▶ [Provided data]
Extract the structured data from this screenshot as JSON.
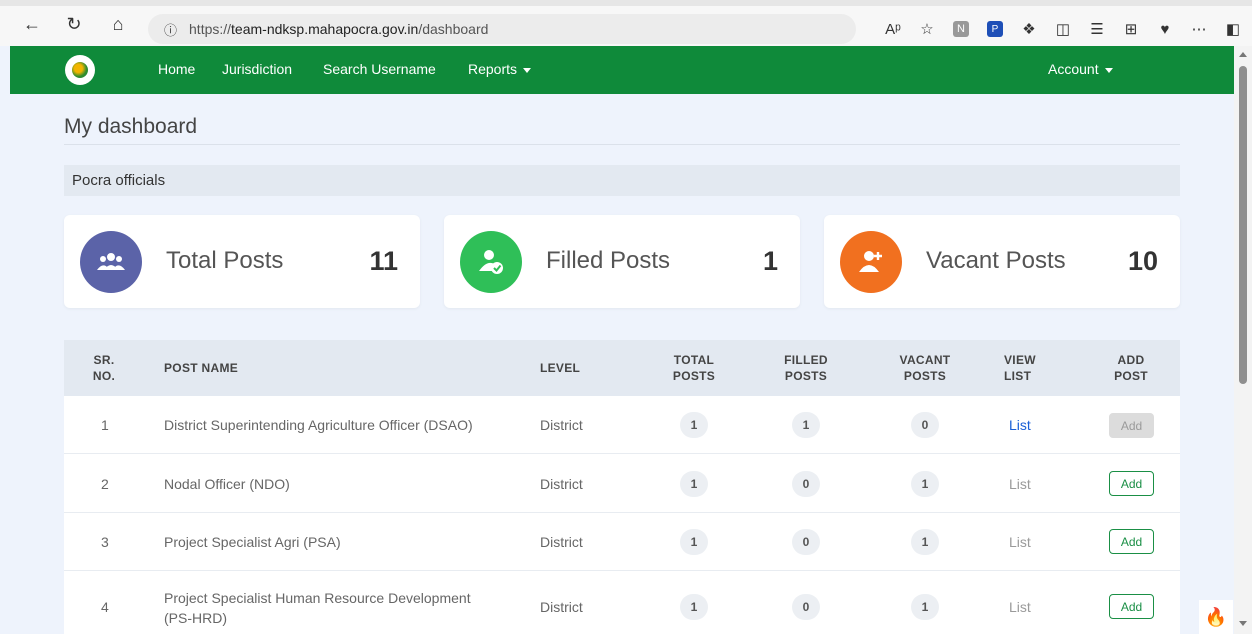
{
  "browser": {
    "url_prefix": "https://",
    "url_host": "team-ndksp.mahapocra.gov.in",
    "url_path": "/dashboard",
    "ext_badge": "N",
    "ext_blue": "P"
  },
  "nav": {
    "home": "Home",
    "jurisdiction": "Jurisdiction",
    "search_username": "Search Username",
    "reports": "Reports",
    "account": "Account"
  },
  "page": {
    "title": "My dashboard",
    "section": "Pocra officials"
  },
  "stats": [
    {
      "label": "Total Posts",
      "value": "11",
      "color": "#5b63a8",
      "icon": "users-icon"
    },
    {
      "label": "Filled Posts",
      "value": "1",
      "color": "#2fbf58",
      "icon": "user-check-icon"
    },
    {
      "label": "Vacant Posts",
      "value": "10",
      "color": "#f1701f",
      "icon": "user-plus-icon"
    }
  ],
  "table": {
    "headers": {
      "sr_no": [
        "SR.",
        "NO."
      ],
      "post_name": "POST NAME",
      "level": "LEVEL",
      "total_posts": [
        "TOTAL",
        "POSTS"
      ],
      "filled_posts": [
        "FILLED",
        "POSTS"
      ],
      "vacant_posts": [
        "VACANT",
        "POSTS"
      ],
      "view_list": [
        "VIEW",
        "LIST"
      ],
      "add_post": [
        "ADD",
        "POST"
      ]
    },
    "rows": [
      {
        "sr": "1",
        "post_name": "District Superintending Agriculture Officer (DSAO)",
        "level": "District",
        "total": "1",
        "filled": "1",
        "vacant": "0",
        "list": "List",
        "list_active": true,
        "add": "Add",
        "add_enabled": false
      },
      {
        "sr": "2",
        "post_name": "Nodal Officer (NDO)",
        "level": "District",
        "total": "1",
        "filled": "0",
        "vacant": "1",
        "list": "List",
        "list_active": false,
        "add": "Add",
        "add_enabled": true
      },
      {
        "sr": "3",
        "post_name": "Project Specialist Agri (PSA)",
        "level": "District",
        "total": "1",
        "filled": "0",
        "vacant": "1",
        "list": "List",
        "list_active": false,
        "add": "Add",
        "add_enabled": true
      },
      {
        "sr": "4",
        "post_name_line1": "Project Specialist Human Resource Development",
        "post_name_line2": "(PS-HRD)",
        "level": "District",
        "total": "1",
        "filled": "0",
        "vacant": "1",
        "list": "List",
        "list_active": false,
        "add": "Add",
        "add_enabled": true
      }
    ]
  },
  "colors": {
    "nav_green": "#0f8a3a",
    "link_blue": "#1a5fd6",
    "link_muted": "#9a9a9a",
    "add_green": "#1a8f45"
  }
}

▶ [Task prompt] Every entry must be transcribed exactly. Pictures do not belong in the copy.

▶ [Result for this exercise]
Extract the structured data from this screenshot as JSON.
{
  "browser": {
    "url_prefix": "https://",
    "url_host": "team-ndksp.mahapocra.gov.in",
    "url_path": "/dashboard",
    "ext_badge": "N",
    "ext_blue": "P"
  },
  "nav": {
    "home": "Home",
    "jurisdiction": "Jurisdiction",
    "search_username": "Search Username",
    "reports": "Reports",
    "account": "Account"
  },
  "page": {
    "title": "My dashboard",
    "section": "Pocra officials"
  },
  "stats": [
    {
      "label": "Total Posts",
      "value": "11",
      "color": "#5b63a8",
      "icon": "users-icon"
    },
    {
      "label": "Filled Posts",
      "value": "1",
      "color": "#2fbf58",
      "icon": "user-check-icon"
    },
    {
      "label": "Vacant Posts",
      "value": "10",
      "color": "#f1701f",
      "icon": "user-plus-icon"
    }
  ],
  "table": {
    "headers": {
      "sr_no": [
        "SR.",
        "NO."
      ],
      "post_name": "POST NAME",
      "level": "LEVEL",
      "total_posts": [
        "TOTAL",
        "POSTS"
      ],
      "filled_posts": [
        "FILLED",
        "POSTS"
      ],
      "vacant_posts": [
        "VACANT",
        "POSTS"
      ],
      "view_list": [
        "VIEW",
        "LIST"
      ],
      "add_post": [
        "ADD",
        "POST"
      ]
    },
    "rows": [
      {
        "sr": "1",
        "post_name": "District Superintending Agriculture Officer (DSAO)",
        "level": "District",
        "total": "1",
        "filled": "1",
        "vacant": "0",
        "list": "List",
        "list_active": true,
        "add": "Add",
        "add_enabled": false
      },
      {
        "sr": "2",
        "post_name": "Nodal Officer (NDO)",
        "level": "District",
        "total": "1",
        "filled": "0",
        "vacant": "1",
        "list": "List",
        "list_active": false,
        "add": "Add",
        "add_enabled": true
      },
      {
        "sr": "3",
        "post_name": "Project Specialist Agri (PSA)",
        "level": "District",
        "total": "1",
        "filled": "0",
        "vacant": "1",
        "list": "List",
        "list_active": false,
        "add": "Add",
        "add_enabled": true
      },
      {
        "sr": "4",
        "post_name_line1": "Project Specialist Human Resource Development",
        "post_name_line2": "(PS-HRD)",
        "level": "District",
        "total": "1",
        "filled": "0",
        "vacant": "1",
        "list": "List",
        "list_active": false,
        "add": "Add",
        "add_enabled": true
      }
    ]
  },
  "colors": {
    "nav_green": "#0f8a3a",
    "link_blue": "#1a5fd6",
    "link_muted": "#9a9a9a",
    "add_green": "#1a8f45"
  }
}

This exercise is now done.